== Extract ==
FolkestoneJack's Tracks

Sleeper to Scotland

Posted in Edinburgh, Linlithgow, Scotland by folkestonejack on June 8, 2013

Travelling across town to Euston as midnight approached seemed more than a little strange, but once you are on board the Caledonian Sleeper all such thoughts disappear. The simplicity of falling asleep in London and waking up in Edinburgh on a bright sunny morning was enough to persuade me that this was the perfect way to start a four day trip to Scotland.

Scenic Scotland

Our destination: Sunny Scotland

The two berth cabins on the Caledonian Sleeper are certainly cosier than those of many sleeper trains that I have travelled on, but the comfortable bedding and convenience of a flip-up wash basin certainly make this a great way to maximise the time at your destination.

The special ingredient on top of this arrangement were the charming hosts that greet you on your arrival at the carriage door and then do everything they can to make your journey work as smoothly as it should. The hosts help get you familiarised with the quirks of cabin life and stay on hand through the night if you need to get back after an early morning in the lounge car (it was reassuring to know that we could leave our baggage securely locked in our cabin if we wanted, though in practice we opted for sleep).

Our train arrived at Edinburgh Waverly on schedule at 7:22 in the morning, though you can remain in your berth until 7:45 which was sufficient to allow for a leisurely start. Coffee and shortbread had been delivered about half an hour before our arrival, so I felt surprisingly alert – though I wasn’t sure my sleepy cabin companion shared the same sentiments!

Linlithgow Cross and Burgh Halls

Linlithgow Cross and Burgh Halls

Within the hour we were on our way again, travelling the short distance to Linlithgow by a local ScotRail service (around 20 minutes away). Linlithgow is most famous for the magnificent ruins of Linlithgow Palace, the birthplace of Mary Queen of Scots, though in truth the whole town was a delight with its historic streetscape and plethora of interesting buildings.

The Linlithgow Heritage Trail provides a handy guide to the local sights which we haphazardly followed. The most striking of the sights was Linlithgow Cross Well, which is an early nineteenth century replica of a much earlier well which had been destroyed during the occupation of the town by Oliver Cromwell’s forces in the 1650s. A short walk up from the cross brought us to the sixteenth century Palace gatehouse.
===
_Tasks for this exercise_:
1. Answer these questions from the travel post:
(a) At what time did the sleeper reach Edinburgh?
(b) About how long is the local ScotRail ride to Linlithgow?
(c) In what decade was the original well at Linlithgow Cross destroyed?
2. Sum up the travel post in two sentences.
3. Go on with the travel post from the point at which it stops, keeping its voice.
The listing that comes next is separate material, unrelated to the travel post.
== Data records ==
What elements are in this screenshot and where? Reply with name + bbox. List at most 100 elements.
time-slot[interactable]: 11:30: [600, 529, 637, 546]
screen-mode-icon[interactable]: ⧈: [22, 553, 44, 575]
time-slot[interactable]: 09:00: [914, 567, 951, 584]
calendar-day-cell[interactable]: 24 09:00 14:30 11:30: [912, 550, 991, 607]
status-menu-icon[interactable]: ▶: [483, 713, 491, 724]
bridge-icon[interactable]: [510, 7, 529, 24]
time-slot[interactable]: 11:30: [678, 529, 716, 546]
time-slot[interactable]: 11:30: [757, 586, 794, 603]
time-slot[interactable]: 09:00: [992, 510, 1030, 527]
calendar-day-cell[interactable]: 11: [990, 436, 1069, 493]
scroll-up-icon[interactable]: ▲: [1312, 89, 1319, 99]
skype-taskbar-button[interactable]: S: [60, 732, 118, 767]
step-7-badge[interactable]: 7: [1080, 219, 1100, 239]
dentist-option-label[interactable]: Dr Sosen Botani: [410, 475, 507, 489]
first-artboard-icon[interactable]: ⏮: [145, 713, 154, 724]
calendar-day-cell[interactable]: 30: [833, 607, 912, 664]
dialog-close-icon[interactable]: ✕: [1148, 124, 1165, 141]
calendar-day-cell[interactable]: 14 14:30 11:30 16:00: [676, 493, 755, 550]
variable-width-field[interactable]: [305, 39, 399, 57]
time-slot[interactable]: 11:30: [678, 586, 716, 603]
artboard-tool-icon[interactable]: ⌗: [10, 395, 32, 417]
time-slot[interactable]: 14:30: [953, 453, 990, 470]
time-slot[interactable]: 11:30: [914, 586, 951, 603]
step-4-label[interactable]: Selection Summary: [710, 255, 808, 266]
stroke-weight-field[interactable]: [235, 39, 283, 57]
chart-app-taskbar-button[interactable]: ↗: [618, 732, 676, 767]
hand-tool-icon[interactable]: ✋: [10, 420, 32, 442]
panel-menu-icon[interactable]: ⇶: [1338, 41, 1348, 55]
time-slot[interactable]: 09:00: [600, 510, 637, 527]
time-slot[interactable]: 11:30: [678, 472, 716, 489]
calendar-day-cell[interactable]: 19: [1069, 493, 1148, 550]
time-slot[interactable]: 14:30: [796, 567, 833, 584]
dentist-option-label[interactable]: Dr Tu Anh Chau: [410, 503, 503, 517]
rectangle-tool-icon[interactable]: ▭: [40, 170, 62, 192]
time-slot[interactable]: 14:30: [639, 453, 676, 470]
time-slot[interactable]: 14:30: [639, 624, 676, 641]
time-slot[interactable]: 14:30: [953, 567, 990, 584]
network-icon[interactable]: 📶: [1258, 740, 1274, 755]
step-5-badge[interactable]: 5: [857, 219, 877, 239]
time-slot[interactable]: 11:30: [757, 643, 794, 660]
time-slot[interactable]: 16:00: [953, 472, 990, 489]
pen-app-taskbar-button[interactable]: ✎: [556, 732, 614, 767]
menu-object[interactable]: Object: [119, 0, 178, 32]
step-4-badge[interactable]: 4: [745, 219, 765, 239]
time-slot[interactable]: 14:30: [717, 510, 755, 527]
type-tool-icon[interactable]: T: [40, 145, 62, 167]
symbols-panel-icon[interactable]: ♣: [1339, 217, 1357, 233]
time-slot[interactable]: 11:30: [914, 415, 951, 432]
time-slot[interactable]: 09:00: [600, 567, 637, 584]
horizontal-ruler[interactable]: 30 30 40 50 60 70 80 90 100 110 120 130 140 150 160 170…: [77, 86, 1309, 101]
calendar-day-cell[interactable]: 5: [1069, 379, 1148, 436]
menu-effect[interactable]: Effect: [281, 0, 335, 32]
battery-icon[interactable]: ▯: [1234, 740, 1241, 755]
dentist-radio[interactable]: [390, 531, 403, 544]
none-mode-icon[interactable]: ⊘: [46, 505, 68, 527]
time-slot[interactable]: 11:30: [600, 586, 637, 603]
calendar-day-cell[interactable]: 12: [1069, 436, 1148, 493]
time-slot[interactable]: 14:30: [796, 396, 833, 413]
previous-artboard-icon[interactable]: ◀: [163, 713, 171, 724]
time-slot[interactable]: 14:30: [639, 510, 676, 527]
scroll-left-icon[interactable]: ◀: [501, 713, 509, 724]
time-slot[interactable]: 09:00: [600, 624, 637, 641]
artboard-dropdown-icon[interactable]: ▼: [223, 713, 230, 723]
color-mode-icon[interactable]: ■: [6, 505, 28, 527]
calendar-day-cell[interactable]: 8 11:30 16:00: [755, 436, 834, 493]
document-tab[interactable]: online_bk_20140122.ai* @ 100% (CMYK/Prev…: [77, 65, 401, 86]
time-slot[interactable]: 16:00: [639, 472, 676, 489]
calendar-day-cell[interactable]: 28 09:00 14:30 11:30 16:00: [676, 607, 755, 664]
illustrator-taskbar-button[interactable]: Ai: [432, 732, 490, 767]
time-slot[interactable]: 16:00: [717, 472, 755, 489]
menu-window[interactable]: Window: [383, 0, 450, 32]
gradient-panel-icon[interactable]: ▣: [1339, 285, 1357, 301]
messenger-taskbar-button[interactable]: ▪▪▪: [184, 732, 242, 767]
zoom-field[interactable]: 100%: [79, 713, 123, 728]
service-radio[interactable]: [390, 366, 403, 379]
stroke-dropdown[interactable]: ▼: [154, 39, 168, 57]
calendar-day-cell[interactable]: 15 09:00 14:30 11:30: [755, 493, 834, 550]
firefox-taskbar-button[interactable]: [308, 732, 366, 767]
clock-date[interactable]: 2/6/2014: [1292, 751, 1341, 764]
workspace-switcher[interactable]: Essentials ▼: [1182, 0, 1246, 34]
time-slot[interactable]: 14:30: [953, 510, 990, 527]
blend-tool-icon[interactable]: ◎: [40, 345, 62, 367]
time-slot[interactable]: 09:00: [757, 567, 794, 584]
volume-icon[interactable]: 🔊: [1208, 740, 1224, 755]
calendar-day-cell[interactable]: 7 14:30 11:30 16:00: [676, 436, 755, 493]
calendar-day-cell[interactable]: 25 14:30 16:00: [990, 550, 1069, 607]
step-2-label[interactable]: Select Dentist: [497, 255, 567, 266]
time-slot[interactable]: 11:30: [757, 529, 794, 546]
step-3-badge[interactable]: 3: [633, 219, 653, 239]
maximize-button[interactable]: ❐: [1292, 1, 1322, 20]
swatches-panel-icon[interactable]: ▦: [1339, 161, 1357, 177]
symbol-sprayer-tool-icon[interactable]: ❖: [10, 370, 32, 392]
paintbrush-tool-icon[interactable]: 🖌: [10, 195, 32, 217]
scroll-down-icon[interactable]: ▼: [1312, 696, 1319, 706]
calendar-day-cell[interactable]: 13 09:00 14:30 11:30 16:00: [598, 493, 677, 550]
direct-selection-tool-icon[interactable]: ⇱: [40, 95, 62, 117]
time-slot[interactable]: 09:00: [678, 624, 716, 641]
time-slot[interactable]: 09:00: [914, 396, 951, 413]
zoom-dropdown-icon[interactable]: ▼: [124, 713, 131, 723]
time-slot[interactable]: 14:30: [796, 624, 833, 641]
===
_Results for each task_:
1.
(a) At 7:22 in the morning.
(b) Around 20 minutes.
(c) The 1650s.

2. The writer and a cabin companion took the Caledonian Sleeper overnight from Euston in London to Edinburgh, where the cozy but comfortable cabins and helpful hosts made for a smooth journey that arrived on schedule at 7:22 in the morning. Within the hour they went on by local ScotRail train to Linlithgow, birthplace of Mary Queen of Scots, and loosely followed the Heritage Trail past the Cross Well to the sixteenth-century Palace gatehouse.

3.
Linlithgow Palace

Linlithgow Palace

The setting for Linlithgow Palace is stunning. The Palace is beautifully complemented by the waters of Linlithgow Loch and the lusciously green park of Linlithgow Peel. The waters seemed like an oasis of calm with a few boats peacefully settled for a spot of fishing, apart from the occasional squawking of the loch’s swans to break the peace!

The interior of the Palace is a wonderful, and sometimes bewildering, space to wander around. It is hard to visualise just how grand the rooms would have been in their time, but occasionally small traces of surviving ornamentation give you a clue – such as a unicorn carved into the ceiling of one room. The highlight of the visit was, without any doubt, the ornate King’s Fountain which sits in the middle of the courtyard. The fountain was commissioned by James V in 1537 and is believed to be the oldest surviving fountain in the United Kingdom. It was restored by Historic Scotland and continues to function to this day (although not on the day that we visited).

A pigeon joins the menagerie on the King's Fountain

A pigeon joins the menagerie on the King’s Fountain

After completing our tour of the Palace we visited the neighbouring medieval church of St Michael’s which holds its own place in history. Mary Queen of Scots was baptised in the font at the church, although this – and all bar one of the statues in the church – did not survive the Scottish reformation. The church is hard to miss today with an unusual aluminium spire that was added in the 1960s.

The final stop on our visit was the Old Post Office (1904) which has been converted to a pub. The building caught our eye from the outset and proved to be a good place to stop for refreshment before travelling onward.